What is required.
Hunt for the word "roku" across the entries below, copying each line that holds it.

Recorded data.
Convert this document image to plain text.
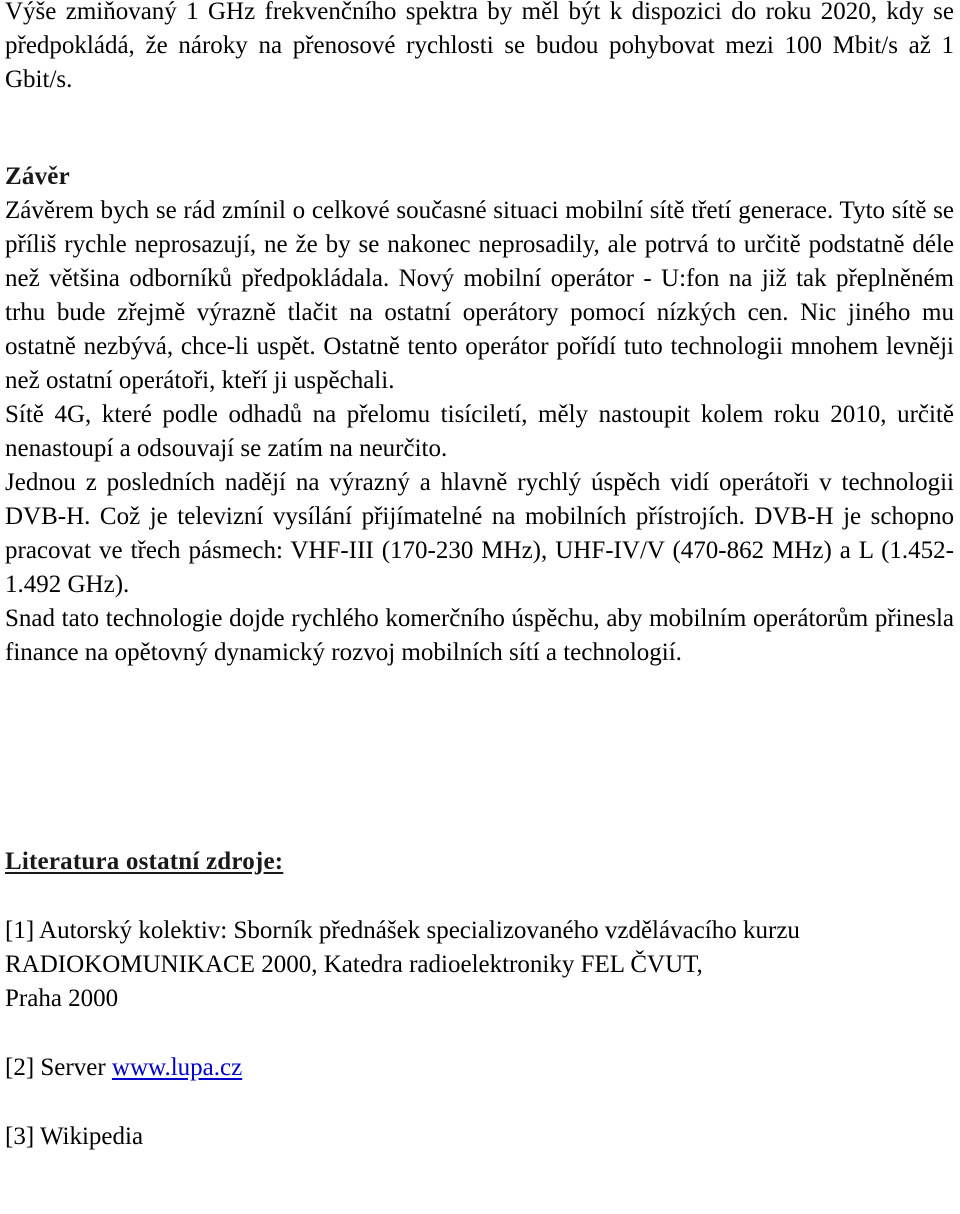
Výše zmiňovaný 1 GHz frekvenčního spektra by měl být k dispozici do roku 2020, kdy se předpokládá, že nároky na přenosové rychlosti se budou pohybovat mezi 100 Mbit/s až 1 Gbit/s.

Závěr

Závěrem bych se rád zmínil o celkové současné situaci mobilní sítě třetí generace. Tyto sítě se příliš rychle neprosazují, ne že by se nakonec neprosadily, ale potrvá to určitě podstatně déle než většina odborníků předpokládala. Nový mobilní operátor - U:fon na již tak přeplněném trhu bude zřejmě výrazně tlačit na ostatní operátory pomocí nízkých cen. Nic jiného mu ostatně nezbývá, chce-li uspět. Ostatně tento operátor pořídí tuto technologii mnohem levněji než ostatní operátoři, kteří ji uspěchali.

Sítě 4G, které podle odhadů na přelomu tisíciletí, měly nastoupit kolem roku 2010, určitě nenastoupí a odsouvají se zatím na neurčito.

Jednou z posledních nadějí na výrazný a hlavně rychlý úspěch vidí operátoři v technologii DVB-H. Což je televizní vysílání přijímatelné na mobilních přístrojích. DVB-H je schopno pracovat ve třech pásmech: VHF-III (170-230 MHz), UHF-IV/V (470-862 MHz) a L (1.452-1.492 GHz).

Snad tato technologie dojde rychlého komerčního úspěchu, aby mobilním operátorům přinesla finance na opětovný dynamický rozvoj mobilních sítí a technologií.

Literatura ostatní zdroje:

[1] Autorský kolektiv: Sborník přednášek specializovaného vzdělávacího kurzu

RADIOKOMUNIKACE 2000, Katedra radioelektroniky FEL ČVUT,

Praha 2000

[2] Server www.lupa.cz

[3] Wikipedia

---

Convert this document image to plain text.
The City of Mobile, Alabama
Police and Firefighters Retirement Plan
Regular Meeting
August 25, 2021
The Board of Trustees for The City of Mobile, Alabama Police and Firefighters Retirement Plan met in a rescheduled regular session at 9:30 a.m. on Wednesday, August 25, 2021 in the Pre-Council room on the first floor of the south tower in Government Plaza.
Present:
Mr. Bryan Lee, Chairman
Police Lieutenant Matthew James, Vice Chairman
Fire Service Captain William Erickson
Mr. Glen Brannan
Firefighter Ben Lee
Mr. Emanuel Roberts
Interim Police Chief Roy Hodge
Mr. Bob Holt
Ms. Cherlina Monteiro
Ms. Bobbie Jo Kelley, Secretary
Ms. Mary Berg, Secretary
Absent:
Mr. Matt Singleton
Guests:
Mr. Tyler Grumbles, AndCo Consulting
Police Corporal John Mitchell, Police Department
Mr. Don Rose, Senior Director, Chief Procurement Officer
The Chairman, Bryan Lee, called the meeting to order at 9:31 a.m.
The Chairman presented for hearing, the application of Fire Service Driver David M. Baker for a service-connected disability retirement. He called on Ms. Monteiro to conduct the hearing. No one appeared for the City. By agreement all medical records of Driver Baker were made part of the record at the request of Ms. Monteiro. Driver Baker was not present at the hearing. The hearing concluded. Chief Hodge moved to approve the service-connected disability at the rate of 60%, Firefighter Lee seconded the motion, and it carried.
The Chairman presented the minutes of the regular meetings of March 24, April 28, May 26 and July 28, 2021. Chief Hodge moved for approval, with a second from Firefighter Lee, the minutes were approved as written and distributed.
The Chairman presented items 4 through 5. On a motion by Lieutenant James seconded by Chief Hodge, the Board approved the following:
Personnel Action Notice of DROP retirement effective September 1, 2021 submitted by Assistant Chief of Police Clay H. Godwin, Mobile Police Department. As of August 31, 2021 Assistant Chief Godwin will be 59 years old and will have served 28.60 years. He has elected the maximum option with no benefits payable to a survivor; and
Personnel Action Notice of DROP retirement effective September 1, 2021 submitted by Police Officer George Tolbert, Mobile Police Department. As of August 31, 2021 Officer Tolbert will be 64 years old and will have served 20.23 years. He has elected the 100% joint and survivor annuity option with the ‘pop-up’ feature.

---

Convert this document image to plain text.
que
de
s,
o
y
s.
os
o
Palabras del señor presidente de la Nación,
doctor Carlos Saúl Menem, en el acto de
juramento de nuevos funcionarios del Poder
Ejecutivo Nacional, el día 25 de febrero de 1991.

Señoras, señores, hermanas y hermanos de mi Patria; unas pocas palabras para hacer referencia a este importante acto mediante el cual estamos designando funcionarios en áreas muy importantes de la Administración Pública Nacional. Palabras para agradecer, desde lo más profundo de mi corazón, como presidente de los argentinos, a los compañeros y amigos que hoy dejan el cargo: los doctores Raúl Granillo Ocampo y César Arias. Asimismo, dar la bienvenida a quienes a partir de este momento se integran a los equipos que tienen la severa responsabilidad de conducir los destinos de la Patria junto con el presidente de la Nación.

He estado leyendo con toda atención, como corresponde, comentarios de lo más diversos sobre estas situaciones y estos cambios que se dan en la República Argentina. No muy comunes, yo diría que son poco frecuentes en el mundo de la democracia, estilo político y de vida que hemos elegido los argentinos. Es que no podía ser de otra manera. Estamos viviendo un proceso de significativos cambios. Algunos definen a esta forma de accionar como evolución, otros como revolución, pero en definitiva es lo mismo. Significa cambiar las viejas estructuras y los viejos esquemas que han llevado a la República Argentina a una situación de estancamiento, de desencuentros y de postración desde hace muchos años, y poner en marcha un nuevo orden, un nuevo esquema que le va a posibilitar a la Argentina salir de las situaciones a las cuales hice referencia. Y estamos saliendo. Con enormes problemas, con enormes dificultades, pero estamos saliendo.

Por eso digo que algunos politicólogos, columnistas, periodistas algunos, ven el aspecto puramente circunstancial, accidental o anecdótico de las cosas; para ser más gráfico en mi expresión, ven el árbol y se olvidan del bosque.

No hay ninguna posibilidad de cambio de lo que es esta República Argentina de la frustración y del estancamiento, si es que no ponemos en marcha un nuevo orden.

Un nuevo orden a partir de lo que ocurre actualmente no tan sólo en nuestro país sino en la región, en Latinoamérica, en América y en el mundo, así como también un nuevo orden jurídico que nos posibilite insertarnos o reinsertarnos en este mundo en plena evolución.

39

Right answer.
Výše zmiňovaný 1 GHz frekvenčního spektra by měl být k dispozici do roku 2020, kdy se předpokládá, že nároky na přenosové rychlosti se budou pohybovat mezi 100 Mbit/s až 1 Gbit/s.
Sítě 4G, které podle odhadů na přelomu tisíciletí, měly nastoupit kolem roku 2010, určitě nenastoupí a odsouvají se zatím na neurčito.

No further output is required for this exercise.